*EXCERPTED TEXT*:
=======
This article exists as part of the online archive for HuffPost India, which closed in 2020. Some features are no longer enabled. If you have questions or concerns about this article, please contact indiasupport@huffpost.com.

REPORT: Did Rabindranath Tagore Die Of Prostate Cancer?

A new exhibition to reconstruct the poet's last days and illness.
Bengali poet, writer and philosopher Rabindranath Tagore in an undated photo. (AP Photo)
AP
Bengali poet, writer and philosopher Rabindranath Tagore in an undated photo. (AP Photo)

Seventy-five years after Rabindranath Tagore's death, a university named after him is reconstructing his last days and the illness that killed him in an exhibition.

According to a Times of India report, a team of experts from Kolkata's Rabindra Bharati University, which is also responsible for taking care of Tagore's ancestral home Jorasanko, has embarked on a project to recreate the final days of the Nobel Laureate's life.

On the basis of existing documentation, efforts are being made to reimagine the time when Tagore had to undergo surgery in a makeshift operation theatre outside his balcony. So far, the subject of the poet's mortality has been largely brushed aside. Jorasanko does not have too many objects associated with his old age, except for the room in which he lived, which has been preserved in its entirety.
=======
*GIVEN ENTRIES*:

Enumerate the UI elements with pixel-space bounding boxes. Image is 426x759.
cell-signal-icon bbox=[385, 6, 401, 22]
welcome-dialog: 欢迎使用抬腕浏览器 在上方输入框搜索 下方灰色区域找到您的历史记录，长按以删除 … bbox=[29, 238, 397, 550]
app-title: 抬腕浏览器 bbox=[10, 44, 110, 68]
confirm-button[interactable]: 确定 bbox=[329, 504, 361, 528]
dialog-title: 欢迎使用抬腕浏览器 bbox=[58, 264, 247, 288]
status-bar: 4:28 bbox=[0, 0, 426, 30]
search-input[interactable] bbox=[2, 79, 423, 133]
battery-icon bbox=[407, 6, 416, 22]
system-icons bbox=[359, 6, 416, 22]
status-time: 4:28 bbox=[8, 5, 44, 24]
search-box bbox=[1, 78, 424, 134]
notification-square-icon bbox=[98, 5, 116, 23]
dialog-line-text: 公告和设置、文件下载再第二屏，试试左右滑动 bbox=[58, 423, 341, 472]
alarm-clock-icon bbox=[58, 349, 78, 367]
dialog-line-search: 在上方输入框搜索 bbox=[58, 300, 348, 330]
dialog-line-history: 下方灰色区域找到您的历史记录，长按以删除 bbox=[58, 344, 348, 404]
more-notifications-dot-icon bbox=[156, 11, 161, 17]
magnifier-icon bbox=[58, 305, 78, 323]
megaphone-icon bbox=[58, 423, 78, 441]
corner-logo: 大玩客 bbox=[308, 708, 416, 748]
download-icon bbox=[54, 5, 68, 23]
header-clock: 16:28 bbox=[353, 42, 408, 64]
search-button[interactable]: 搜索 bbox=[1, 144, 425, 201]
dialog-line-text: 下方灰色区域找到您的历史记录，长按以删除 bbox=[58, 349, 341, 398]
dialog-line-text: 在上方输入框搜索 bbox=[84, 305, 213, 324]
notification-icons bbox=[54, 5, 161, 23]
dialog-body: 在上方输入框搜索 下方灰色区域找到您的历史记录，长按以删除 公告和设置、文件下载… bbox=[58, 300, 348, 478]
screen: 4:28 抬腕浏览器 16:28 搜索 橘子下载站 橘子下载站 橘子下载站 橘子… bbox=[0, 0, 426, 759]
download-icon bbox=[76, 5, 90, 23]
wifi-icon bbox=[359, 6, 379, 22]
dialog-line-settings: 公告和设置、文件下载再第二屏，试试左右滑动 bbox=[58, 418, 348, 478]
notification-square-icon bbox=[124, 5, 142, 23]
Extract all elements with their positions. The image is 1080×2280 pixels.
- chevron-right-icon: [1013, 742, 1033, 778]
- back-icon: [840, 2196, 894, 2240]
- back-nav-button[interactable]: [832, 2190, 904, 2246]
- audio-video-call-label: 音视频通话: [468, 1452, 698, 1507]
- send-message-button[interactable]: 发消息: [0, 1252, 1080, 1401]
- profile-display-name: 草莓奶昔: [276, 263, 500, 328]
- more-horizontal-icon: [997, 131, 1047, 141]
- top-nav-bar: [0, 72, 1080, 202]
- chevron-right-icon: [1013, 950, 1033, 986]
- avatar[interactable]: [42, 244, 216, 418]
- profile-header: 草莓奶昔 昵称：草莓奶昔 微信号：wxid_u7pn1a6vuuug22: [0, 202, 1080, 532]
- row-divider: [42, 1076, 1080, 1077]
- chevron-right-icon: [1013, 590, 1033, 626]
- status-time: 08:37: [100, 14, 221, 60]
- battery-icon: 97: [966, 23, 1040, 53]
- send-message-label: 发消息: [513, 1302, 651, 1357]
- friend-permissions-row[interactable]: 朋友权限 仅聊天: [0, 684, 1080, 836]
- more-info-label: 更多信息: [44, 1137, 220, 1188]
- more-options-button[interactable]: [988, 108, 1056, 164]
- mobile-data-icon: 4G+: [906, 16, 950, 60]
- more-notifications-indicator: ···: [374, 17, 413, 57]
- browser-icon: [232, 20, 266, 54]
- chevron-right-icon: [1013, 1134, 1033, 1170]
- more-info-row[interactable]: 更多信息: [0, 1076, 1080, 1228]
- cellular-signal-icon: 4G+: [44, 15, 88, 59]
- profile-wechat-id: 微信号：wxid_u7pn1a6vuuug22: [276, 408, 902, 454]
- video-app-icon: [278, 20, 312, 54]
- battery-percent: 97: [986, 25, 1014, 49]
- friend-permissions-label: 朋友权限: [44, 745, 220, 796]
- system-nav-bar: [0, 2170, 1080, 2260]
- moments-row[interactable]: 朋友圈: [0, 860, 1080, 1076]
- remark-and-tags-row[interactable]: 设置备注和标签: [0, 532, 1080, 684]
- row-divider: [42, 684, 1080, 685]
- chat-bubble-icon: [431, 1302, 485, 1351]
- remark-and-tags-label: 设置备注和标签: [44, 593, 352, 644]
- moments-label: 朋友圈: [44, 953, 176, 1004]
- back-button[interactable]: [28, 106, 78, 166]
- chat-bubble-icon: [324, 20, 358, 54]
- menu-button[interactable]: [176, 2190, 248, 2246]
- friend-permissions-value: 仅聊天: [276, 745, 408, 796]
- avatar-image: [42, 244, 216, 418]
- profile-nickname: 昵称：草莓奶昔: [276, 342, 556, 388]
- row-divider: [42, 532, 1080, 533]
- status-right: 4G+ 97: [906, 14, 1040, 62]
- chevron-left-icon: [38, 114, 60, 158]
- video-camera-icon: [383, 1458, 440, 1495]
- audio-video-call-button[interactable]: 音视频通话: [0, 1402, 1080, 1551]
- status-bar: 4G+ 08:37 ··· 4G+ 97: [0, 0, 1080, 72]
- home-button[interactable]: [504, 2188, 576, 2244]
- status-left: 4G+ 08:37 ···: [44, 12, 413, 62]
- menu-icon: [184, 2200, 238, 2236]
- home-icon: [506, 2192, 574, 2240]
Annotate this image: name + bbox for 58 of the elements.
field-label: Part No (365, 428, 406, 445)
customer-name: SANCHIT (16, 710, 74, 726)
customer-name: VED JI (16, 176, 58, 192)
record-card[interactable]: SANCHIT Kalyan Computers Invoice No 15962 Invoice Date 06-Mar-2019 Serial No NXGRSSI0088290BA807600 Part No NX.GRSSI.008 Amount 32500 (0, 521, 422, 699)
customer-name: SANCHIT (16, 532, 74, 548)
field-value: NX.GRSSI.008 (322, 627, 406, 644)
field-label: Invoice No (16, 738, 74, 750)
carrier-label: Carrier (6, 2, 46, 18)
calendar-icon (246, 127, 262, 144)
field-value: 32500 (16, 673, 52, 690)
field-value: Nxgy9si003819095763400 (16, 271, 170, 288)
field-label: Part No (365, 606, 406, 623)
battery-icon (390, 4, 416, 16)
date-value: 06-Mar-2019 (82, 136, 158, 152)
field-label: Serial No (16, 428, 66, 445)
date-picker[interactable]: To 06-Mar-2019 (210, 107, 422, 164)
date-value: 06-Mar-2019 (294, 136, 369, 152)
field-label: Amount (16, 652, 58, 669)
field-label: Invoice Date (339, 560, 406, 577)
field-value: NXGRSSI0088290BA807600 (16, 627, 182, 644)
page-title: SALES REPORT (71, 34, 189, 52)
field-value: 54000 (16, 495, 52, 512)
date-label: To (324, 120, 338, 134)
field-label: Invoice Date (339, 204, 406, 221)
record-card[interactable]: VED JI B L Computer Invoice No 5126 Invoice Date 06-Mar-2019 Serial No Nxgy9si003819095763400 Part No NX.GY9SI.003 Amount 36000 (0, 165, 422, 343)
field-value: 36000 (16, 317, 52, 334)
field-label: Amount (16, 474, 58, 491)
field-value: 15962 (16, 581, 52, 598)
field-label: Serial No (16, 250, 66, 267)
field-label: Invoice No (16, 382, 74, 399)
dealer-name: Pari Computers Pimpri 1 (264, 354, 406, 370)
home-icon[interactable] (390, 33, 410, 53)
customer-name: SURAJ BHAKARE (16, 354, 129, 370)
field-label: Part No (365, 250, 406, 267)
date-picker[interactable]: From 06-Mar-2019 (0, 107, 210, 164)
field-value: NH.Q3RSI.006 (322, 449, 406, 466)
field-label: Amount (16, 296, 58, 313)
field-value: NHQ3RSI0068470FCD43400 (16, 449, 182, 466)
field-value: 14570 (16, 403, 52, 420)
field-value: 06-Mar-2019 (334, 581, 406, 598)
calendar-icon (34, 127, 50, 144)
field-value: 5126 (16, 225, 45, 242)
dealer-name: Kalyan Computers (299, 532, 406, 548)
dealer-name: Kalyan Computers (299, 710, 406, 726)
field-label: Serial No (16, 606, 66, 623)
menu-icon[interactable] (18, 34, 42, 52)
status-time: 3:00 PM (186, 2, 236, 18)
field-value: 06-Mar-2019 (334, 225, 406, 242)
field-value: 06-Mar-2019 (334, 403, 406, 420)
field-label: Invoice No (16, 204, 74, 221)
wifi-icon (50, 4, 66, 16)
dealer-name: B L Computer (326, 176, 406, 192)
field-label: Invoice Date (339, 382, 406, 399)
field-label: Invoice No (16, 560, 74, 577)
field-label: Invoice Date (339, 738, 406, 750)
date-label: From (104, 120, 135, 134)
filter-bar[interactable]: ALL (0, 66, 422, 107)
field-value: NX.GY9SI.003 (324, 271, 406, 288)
=======
Answer these questions from the Tagore article:
1. In what year did HuffPost India close?
2. Which university's team of experts is recreating the final days of Tagore's life?
3. Where did Tagore have to undergo surgery?

1. 2020
2. Rabindra Bharati University in Kolkata
3. In a makeshift operation theatre outside his balcony